DATA ENTRIES:
— Start —
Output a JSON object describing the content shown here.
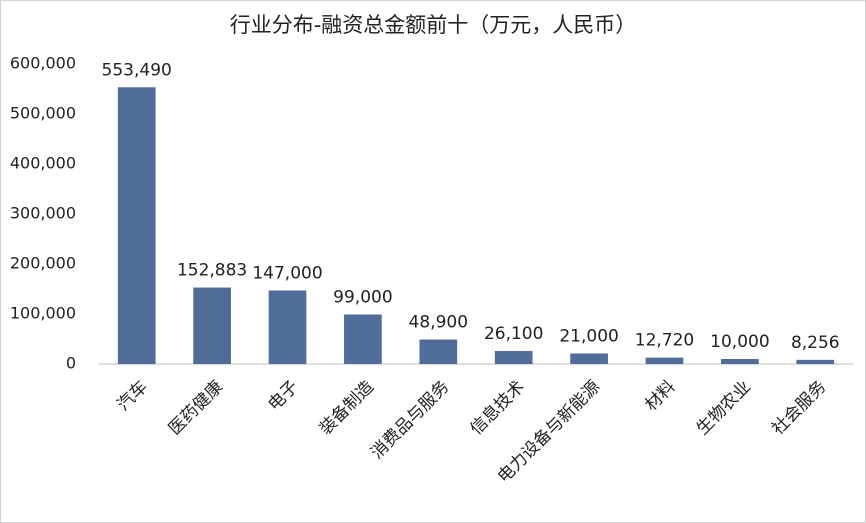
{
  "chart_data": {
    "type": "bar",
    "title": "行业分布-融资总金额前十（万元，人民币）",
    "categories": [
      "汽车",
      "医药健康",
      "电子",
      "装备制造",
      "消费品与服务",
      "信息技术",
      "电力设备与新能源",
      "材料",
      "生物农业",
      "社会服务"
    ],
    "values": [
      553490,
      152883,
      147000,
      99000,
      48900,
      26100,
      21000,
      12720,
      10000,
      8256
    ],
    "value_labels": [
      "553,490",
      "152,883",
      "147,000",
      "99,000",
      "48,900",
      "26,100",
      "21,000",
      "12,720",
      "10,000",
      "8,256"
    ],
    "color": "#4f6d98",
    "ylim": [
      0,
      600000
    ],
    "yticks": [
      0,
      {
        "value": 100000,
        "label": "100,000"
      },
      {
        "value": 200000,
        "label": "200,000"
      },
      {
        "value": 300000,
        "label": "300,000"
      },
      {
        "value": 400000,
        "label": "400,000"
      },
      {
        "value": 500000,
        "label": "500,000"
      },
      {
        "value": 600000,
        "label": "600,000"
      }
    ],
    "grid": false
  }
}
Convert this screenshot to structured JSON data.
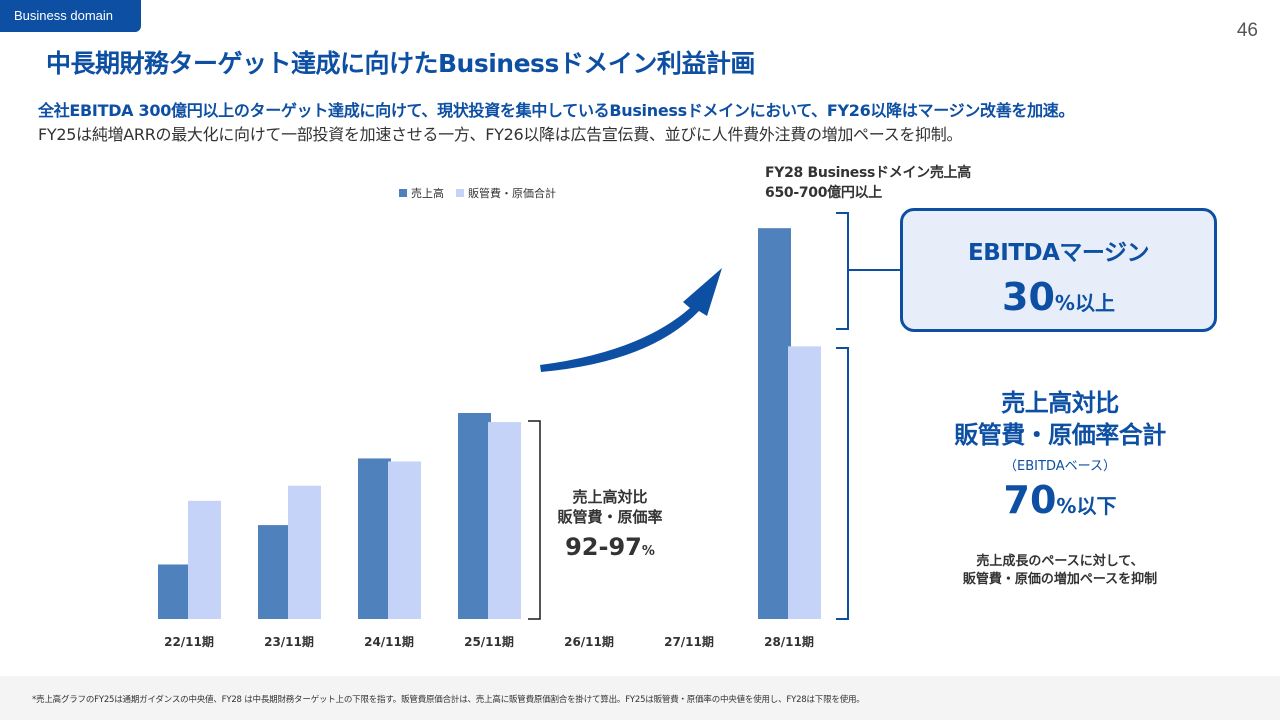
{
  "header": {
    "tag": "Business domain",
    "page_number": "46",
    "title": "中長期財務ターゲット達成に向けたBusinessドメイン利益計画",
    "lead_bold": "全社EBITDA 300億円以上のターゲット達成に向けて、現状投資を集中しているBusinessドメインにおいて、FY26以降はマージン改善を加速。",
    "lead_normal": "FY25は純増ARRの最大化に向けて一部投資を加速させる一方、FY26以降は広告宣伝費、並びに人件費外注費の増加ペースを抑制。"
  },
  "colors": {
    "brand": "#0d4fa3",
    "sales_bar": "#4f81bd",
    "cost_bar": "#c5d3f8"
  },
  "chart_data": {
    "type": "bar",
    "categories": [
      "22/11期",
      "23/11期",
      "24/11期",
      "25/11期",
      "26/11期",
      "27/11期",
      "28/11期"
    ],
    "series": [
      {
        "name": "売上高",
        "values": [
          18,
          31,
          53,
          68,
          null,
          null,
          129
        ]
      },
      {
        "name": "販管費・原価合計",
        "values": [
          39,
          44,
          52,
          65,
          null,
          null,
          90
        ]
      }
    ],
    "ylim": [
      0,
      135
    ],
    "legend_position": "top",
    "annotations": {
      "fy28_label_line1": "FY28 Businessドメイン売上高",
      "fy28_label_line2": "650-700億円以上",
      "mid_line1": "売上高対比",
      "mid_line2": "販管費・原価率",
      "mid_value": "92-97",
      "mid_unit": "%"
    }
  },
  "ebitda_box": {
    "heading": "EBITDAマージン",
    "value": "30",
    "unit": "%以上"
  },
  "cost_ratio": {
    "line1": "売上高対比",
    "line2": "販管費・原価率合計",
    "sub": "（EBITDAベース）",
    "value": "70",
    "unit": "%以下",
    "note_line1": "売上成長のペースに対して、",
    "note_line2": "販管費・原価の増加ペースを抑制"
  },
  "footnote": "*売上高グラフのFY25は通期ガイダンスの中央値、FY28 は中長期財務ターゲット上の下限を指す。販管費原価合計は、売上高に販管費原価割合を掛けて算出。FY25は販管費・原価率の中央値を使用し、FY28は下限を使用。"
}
— End —
Copy whichever lines in the listing above contain the word "title".

    "title": "行业分布-融资总金额前十（万元，人民币）",
    "title": "中長期財務ターゲット達成に向けたBusinessドメイン利益計画",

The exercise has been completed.